What is expected: Give the entries again, word for word.

** START Extracted material **

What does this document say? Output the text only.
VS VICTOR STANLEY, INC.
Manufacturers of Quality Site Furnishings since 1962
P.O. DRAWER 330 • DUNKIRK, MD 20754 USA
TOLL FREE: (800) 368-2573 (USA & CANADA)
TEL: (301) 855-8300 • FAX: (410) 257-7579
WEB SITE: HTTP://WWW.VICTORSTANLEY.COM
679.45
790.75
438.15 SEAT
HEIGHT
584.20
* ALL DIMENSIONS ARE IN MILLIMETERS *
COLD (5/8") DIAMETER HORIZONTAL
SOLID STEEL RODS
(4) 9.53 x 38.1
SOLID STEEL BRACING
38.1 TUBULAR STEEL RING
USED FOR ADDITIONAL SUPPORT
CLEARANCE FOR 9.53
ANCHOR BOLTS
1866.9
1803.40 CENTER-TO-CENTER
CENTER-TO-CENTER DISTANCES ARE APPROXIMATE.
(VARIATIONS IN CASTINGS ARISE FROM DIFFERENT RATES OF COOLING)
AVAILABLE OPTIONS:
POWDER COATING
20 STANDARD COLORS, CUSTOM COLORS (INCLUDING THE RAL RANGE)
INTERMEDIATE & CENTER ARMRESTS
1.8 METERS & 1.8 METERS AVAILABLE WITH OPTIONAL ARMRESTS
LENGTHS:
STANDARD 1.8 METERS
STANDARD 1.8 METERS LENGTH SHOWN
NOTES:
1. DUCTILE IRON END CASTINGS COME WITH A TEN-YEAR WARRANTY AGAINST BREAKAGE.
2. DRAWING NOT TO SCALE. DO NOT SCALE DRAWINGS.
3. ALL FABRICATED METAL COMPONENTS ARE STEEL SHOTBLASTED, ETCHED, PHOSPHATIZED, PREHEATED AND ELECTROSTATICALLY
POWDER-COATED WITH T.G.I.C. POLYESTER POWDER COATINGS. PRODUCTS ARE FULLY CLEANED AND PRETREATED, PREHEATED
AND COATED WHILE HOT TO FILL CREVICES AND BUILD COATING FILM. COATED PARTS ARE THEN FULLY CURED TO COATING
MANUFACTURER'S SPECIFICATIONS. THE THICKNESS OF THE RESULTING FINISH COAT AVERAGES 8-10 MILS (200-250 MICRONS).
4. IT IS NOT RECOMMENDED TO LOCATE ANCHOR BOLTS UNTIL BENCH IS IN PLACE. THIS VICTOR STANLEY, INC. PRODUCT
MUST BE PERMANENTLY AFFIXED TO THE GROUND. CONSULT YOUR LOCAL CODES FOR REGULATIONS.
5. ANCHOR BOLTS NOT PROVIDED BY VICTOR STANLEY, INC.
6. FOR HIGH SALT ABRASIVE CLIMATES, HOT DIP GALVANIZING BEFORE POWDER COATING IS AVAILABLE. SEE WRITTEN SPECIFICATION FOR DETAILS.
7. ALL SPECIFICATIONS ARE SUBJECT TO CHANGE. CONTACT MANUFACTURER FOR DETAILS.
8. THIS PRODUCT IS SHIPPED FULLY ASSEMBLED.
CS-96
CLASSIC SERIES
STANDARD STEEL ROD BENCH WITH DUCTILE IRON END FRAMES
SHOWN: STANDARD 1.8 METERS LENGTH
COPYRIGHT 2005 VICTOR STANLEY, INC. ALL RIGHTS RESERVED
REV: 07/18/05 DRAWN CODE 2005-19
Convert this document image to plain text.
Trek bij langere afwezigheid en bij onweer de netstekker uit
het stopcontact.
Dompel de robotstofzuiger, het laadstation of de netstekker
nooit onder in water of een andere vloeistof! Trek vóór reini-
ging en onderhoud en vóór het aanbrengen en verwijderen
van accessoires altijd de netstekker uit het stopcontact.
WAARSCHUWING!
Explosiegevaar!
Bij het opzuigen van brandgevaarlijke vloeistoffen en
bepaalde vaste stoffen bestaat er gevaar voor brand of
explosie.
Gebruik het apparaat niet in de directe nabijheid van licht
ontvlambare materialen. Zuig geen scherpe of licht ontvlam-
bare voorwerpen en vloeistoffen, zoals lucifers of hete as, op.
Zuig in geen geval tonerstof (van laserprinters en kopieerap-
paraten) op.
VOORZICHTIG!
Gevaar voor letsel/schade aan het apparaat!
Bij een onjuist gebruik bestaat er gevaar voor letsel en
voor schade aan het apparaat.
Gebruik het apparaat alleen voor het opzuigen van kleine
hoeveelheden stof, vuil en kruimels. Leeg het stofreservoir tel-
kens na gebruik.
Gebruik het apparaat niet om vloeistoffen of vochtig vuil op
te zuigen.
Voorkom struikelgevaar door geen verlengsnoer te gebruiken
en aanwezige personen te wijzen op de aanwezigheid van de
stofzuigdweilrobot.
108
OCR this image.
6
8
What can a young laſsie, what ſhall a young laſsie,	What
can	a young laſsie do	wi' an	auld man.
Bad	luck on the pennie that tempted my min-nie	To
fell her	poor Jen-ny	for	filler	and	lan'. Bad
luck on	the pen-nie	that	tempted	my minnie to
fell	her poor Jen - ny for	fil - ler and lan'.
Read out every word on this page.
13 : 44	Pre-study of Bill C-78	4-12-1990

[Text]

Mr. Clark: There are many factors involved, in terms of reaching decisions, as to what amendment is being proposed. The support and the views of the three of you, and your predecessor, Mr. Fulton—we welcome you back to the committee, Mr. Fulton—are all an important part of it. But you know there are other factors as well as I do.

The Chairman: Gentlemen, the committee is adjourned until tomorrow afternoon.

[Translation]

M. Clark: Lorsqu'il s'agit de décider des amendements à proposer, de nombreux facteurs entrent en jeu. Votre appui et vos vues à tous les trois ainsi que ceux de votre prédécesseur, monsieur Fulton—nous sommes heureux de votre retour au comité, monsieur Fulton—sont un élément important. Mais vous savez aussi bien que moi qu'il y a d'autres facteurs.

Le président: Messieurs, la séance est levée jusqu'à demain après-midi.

** END Extracted material **

Result of this task:
What does this document say? Output the text only.
VS VICTOR STANLEY, INC.
Manufacturers of Quality Site Furnishings since 1962
P.O. DRAWER 330 • DUNKIRK, MD 20754 USA
TOLL FREE: (800) 368-2573 (USA & CANADA)
TEL: (301) 855-8300 • FAX: (410) 257-7579
WEB SITE: HTTP://WWW.VICTORSTANLEY.COM
679.45
790.75
438.15 SEAT
HEIGHT
584.20
* ALL DIMENSIONS ARE IN MILLIMETERS *
COLD (5/8") DIAMETER HORIZONTAL
SOLID STEEL RODS
(4) 9.53 x 38.1
SOLID STEEL BRACING
38.1 TUBULAR STEEL RING
USED FOR ADDITIONAL SUPPORT
CLEARANCE FOR 9.53
ANCHOR BOLTS
1866.9
1803.40 CENTER-TO-CENTER
CENTER-TO-CENTER DISTANCES ARE APPROXIMATE.
(VARIATIONS IN CASTINGS ARISE FROM DIFFERENT RATES OF COOLING)
AVAILABLE OPTIONS:
POWDER COATING
20 STANDARD COLORS, CUSTOM COLORS (INCLUDING THE RAL RANGE)
INTERMEDIATE & CENTER ARMRESTS
1.8 METERS & 1.8 METERS AVAILABLE WITH OPTIONAL ARMRESTS
LENGTHS:
STANDARD 1.8 METERS
STANDARD 1.8 METERS LENGTH SHOWN
NOTES:
1. DUCTILE IRON END CASTINGS COME WITH A TEN-YEAR WARRANTY AGAINST BREAKAGE.
2. DRAWING NOT TO SCALE. DO NOT SCALE DRAWINGS.
3. ALL FABRICATED METAL COMPONENTS ARE STEEL SHOTBLASTED, ETCHED, PHOSPHATIZED, PREHEATED AND ELECTROSTATICALLY
POWDER-COATED WITH T.G.I.C. POLYESTER POWDER COATINGS. PRODUCTS ARE FULLY CLEANED AND PRETREATED, PREHEATED
AND COATED WHILE HOT TO FILL CREVICES AND BUILD COATING FILM. COATED PARTS ARE THEN FULLY CURED TO COATING
MANUFACTURER'S SPECIFICATIONS. THE THICKNESS OF THE RESULTING FINISH COAT AVERAGES 8-10 MILS (200-250 MICRONS).
4. IT IS NOT RECOMMENDED TO LOCATE ANCHOR BOLTS UNTIL BENCH IS IN PLACE. THIS VICTOR STANLEY, INC. PRODUCT
MUST BE PERMANENTLY AFFIXED TO THE GROUND. CONSULT YOUR LOCAL CODES FOR REGULATIONS.
5. ANCHOR BOLTS NOT PROVIDED BY VICTOR STANLEY, INC.
6. FOR HIGH SALT ABRASIVE CLIMATES, HOT DIP GALVANIZING BEFORE POWDER COATING IS AVAILABLE. SEE WRITTEN SPECIFICATION FOR DETAILS.
7. ALL SPECIFICATIONS ARE SUBJECT TO CHANGE. CONTACT MANUFACTURER FOR DETAILS.
8. THIS PRODUCT IS SHIPPED FULLY ASSEMBLED.
CS-96
CLASSIC SERIES
STANDARD STEEL ROD BENCH WITH DUCTILE IRON END FRAMES
SHOWN: STANDARD 1.8 METERS LENGTH
COPYRIGHT 2005 VICTOR STANLEY, INC. ALL RIGHTS RESERVED
REV: 07/18/05 DRAWN CODE 2005-19
Convert this document image to plain text.
Trek bij langere afwezigheid en bij onweer de netstekker uit
het stopcontact.
Dompel de robotstofzuiger, het laadstation of de netstekker
nooit onder in water of een andere vloeistof! Trek vóór reini-
ging en onderhoud en vóór het aanbrengen en verwijderen
van accessoires altijd de netstekker uit het stopcontact.
WAARSCHUWING!
Explosiegevaar!
Bij het opzuigen van brandgevaarlijke vloeistoffen en
bepaalde vaste stoffen bestaat er gevaar voor brand of
explosie.
Gebruik het apparaat niet in de directe nabijheid van licht
ontvlambare materialen. Zuig geen scherpe of licht ontvlam-
bare voorwerpen en vloeistoffen, zoals lucifers of hete as, op.
Zuig in geen geval tonerstof (van laserprinters en kopieerap-
paraten) op.
VOORZICHTIG!
Gevaar voor letsel/schade aan het apparaat!
Bij een onjuist gebruik bestaat er gevaar voor letsel en
voor schade aan het apparaat.
Gebruik het apparaat alleen voor het opzuigen van kleine
hoeveelheden stof, vuil en kruimels. Leeg het stofreservoir tel-
kens na gebruik.
Gebruik het apparaat niet om vloeistoffen of vochtig vuil op
te zuigen.
Voorkom struikelgevaar door geen verlengsnoer te gebruiken
en aanwezige personen te wijzen op de aanwezigheid van de
stofzuigdweilrobot.
108
OCR this image.
6
8
What can a young laſsie, what ſhall a young laſsie,	What
can	a young laſsie do	wi' an	auld man.
Bad	luck on the pennie that tempted my min-nie	To
fell her	poor Jen-ny	for	filler	and	lan'. Bad
luck on	the pen-nie	that	tempted	my minnie to
fell	her poor Jen - ny for	fil - ler and lan'.
Read out every word on this page.
13 : 44	Pre-study of Bill C-78	4-12-1990

[Text]

Mr. Clark: There are many factors involved, in terms of reaching decisions, as to what amendment is being proposed. The support and the views of the three of you, and your predecessor, Mr. Fulton—we welcome you back to the committee, Mr. Fulton—are all an important part of it. But you know there are other factors as well as I do.

The Chairman: Gentlemen, the committee is adjourned until tomorrow afternoon.

[Translation]

M. Clark: Lorsqu'il s'agit de décider des amendements à proposer, de nombreux facteurs entrent en jeu. Votre appui et vos vues à tous les trois ainsi que ceux de votre prédécesseur, monsieur Fulton—nous sommes heureux de votre retour au comité, monsieur Fulton—sont un élément important. Mais vous savez aussi bien que moi qu'il y a d'autres facteurs.

Le président: Messieurs, la séance est levée jusqu'à demain après-midi.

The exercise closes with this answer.